=== Prompt ===
Pick up the passage below on the closing of Russia's Seattle consulate and keep writing from its final sentence.

While Seattle is an important city for Russian intelligence collection efforts domestically, its consulate’s profile has generally been quieter than San Francisco’s or New York’s, according to two former U.S. intelligence officials who asked to remain anonymous but have knowledge of Russian activities in these areas. But the closure of the consulate is noteworthy nonetheless: Along with the administration’s shuttering of the San Francisco consulate in 2017, Russia will now lack a diplomatic facility west of Houston, or any diplomatic presence on the West Coast for the first time since 1971. Russian intelligence officers—at least those under diplomatic cover—will no longer operate in easy proximity to America’s two great tech capitals. Indeed, at least in Seattle, suspected Russia spies have already been caught attempting to infiltrate local tech companies.

“Certainly, there were enough issues that were important to the Russians in Seattle—the naval bases, Microsoft, Boeing, Amazon,” says John Sipher, a former CIA officer who worked closely with the FBI on counterespionage issues. “There was always nervousness within the national security agencies that the sheer number of ethnic Russians in these industries was something the Russians could take advantage of. I don’t know if closing Seattle was a strategic choice; nonetheless, the concentration of high-tech and military resources makes it a sensible target.”

=== Given information ===
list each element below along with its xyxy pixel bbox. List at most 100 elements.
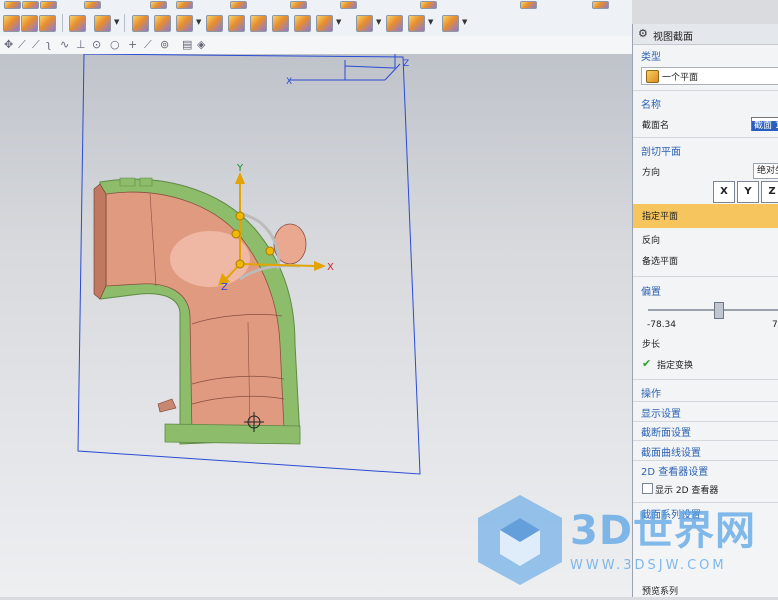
- cube-icon[interactable]: [386, 15, 403, 32]
- type-select-value: 一个平面: [662, 73, 699, 83]
- offset-slider-track[interactable]: [648, 309, 778, 311]
- preview-series-button[interactable]: 预览系列: [642, 584, 678, 597]
- wire-box: [290, 54, 401, 81]
- toolbar-icon[interactable]: [520, 1, 537, 9]
- snap-point-icon[interactable]: ✥: [4, 38, 13, 51]
- triad-axis-y-label: Y: [236, 163, 244, 174]
- dropdown-caret-icon[interactable]: ▼: [336, 18, 341, 26]
- grid-icon[interactable]: [69, 15, 86, 32]
- divider: [633, 460, 778, 461]
- divider: [633, 137, 778, 138]
- divider: [633, 401, 778, 402]
- divider: [633, 90, 778, 91]
- section-2d-viewer-header[interactable]: 2D 查看器设置: [641, 463, 708, 478]
- main-toolbar: ▼ ▼ ▼ ▼ ▼ ▼: [0, 10, 632, 37]
- toolbar-separator: [62, 14, 63, 32]
- cube-icon[interactable]: [132, 15, 149, 32]
- toolbar-icon[interactable]: [84, 1, 101, 9]
- perpendicular-icon[interactable]: ⊥: [76, 38, 86, 51]
- alternate-plane-button[interactable]: 备选平面: [642, 254, 678, 267]
- offset-slider-thumb[interactable]: [714, 302, 724, 319]
- section-offset-header[interactable]: 偏置: [641, 283, 661, 298]
- offset-max-label: 78: [772, 320, 778, 330]
- axis-z-button[interactable]: Z: [761, 181, 778, 203]
- dropdown-caret-icon[interactable]: ▼: [462, 18, 467, 26]
- specify-transform-button[interactable]: 指定变换: [657, 358, 693, 371]
- render-style-icon[interactable]: [94, 15, 111, 32]
- section-series-settings-header[interactable]: 截面系列设置: [641, 506, 701, 521]
- axis-y-button[interactable]: Y: [737, 181, 759, 203]
- toolbar-icon[interactable]: [290, 1, 307, 9]
- section-display-settings-header[interactable]: 显示设置: [641, 405, 681, 420]
- pipe-elbow-model: [93, 177, 307, 445]
- section-name-input[interactable]: 截面 1: [751, 117, 778, 131]
- layer-icon[interactable]: ◈: [197, 38, 205, 51]
- filter-icon[interactable]: ▤: [182, 38, 192, 51]
- spline-icon[interactable]: ∿: [60, 38, 69, 51]
- divider: [633, 440, 778, 441]
- cube-icon[interactable]: [294, 15, 311, 32]
- cube-icon[interactable]: [316, 15, 333, 32]
- dialog-title: 视图截面: [653, 32, 693, 43]
- section-name-header[interactable]: 名称: [641, 96, 661, 111]
- checkmark-icon: ✔: [642, 357, 652, 370]
- divider: [633, 276, 778, 277]
- toolbar-icon[interactable]: [420, 1, 437, 9]
- dropdown-caret-icon[interactable]: ▼: [428, 18, 433, 26]
- cube-icon[interactable]: [154, 15, 171, 32]
- model-view[interactable]: X Z Y X Z: [0, 53, 632, 597]
- line-icon[interactable]: ⟋: [144, 38, 152, 52]
- dialog-title-bar: ⚙ 视图截面: [633, 24, 778, 45]
- dropdown-caret-icon[interactable]: ▼: [376, 18, 381, 26]
- section-operations-header[interactable]: 操作: [641, 385, 661, 400]
- cube-icon[interactable]: [272, 15, 289, 32]
- toolbar-icon[interactable]: [340, 1, 357, 9]
- circle-icon[interactable]: ○: [110, 38, 120, 51]
- plus-icon[interactable]: +: [128, 38, 137, 51]
- dropdown-caret-icon[interactable]: ▼: [196, 18, 201, 26]
- triad-axis-z-label: Z: [221, 282, 228, 293]
- cube-icon[interactable]: [228, 15, 245, 32]
- view-orient-icon[interactable]: [39, 15, 56, 32]
- section-cut-plane-header[interactable]: 剖切平面: [641, 143, 681, 158]
- gear-icon[interactable]: ⚙: [638, 27, 648, 40]
- toolbar-icon[interactable]: [176, 1, 193, 9]
- cube-icon[interactable]: [408, 15, 425, 32]
- cube-icon[interactable]: [356, 15, 373, 32]
- section-name-value: 截面 1: [752, 121, 778, 131]
- graphics-viewport[interactable]: X Z Y X Z: [0, 53, 632, 597]
- specify-plane-row[interactable]: 指定平面: [633, 204, 778, 228]
- show-2d-viewer-label: 显示 2D 查看器: [655, 486, 719, 496]
- toolbar-icon[interactable]: [4, 1, 21, 9]
- cube-icon[interactable]: [206, 15, 223, 32]
- axis-x-button[interactable]: X: [713, 181, 735, 203]
- offset-min-label: -78.34: [647, 320, 677, 330]
- toolbar-separator: [124, 14, 125, 32]
- reverse-direction-button[interactable]: 反向: [642, 233, 660, 246]
- curve-icon[interactable]: ʅ: [46, 38, 51, 51]
- toolbar-icon[interactable]: [592, 1, 609, 9]
- toolbar-icon[interactable]: [150, 1, 167, 9]
- line-icon[interactable]: ⟋: [32, 38, 40, 52]
- circle-center-icon[interactable]: ⊙: [92, 38, 101, 51]
- section-cut-face-settings-header[interactable]: 截断面设置: [641, 424, 691, 439]
- type-select[interactable]: 一个平面: [641, 67, 778, 85]
- direction-select[interactable]: 绝对坐: [753, 163, 778, 179]
- section-curve-settings-header[interactable]: 截面曲线设置: [641, 444, 701, 459]
- cube-icon[interactable]: [176, 15, 193, 32]
- triad-axis-x-label: X: [327, 262, 334, 273]
- line-icon[interactable]: ⟋: [18, 38, 26, 52]
- view-orient-icon[interactable]: [3, 15, 20, 32]
- toolbar-icon[interactable]: [40, 1, 57, 9]
- view-orient-icon[interactable]: [21, 15, 38, 32]
- cube-icon[interactable]: [250, 15, 267, 32]
- toolbar-icon[interactable]: [230, 1, 247, 9]
- toolbar-icon[interactable]: [22, 1, 39, 9]
- direction-label: 方向: [642, 168, 661, 178]
- snap-icon[interactable]: ⊚: [160, 38, 169, 51]
- specify-plane-label: 指定平面: [642, 212, 679, 222]
- show-2d-viewer-checkbox[interactable]: [642, 483, 653, 494]
- dropdown-caret-icon[interactable]: ▼: [114, 18, 119, 26]
- cube-icon[interactable]: [442, 15, 459, 32]
- section-type-header[interactable]: 类型: [641, 48, 661, 63]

=== Result of the exercise ===
After the closure of the Russian consulate in San Francisco, former senior U.S. intel officials told me that facility had, for decades, functioned as the primary hub for Russian intelligence-gathering in the Western United States. It featured key classified communications systems, and was a crucial collection center in Russia’s long-running effort to map out America’s fiber-optic cable network.

One of the two anonymous former intelligence officials I spoke with called Seattle a top-five U.S. city for Russian counterintelligence work, but a “smaller operation” than San Francisco. Seattle did not have the same type of communications facilities as San Francisco, the two former officials said. In fact, Russian diplomats used to regularly drive a van with protected diplomatic information from San Francisco to Seattle, said a second official, though the frequency of those trips decreased over time, when U.S. officials suspected the Russians had begun to move their communications to encrypted channels online.

Still, the Seattle area has some rich espionage targets. Firms like Boeing and Microsoft have long been of interest to Russian operatives, the former intel officials said. So have the many military bases in the area, including, pre-eminently, Naval Base Kitsap, located just across the Puget Sound from Seattle and home to eight nuclear-armed submarines. Administration officials have openly cited the Seattle consulate’s proximity to Boeing, and sensitive military bases, as reasons for its closure.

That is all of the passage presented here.